Dataset records
------------------------------
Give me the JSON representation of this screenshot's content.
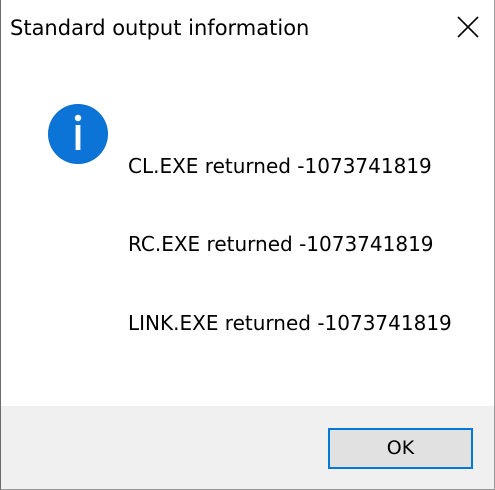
{
  "dialog": {
    "title": "Standard output information",
    "icon": "info-icon",
    "messages": [
      "CL.EXE returned -1073741819",
      "RC.EXE returned -1073741819",
      "LINK.EXE returned -1073741819"
    ],
    "ok_label": "OK",
    "close_icon": "close-icon"
  },
  "colors": {
    "accent": "#0078d7",
    "footer_bg": "#f0f0f0",
    "button_bg": "#e1e1e1"
  }
}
------------------------------
→ GOAL
Output all of the records exactly as they appear above, but not the pictures.

→ SOLUTION FOR THIS EXERCISE
Give me the JSON representation of this screenshot's content.
{
  "dialog": {
    "title": "Standard output information",
    "icon": "info-icon",
    "messages": [
      "CL.EXE returned -1073741819",
      "RC.EXE returned -1073741819",
      "LINK.EXE returned -1073741819"
    ],
    "ok_label": "OK",
    "close_icon": "close-icon"
  },
  "colors": {
    "accent": "#0078d7",
    "footer_bg": "#f0f0f0",
    "button_bg": "#e1e1e1"
  }
}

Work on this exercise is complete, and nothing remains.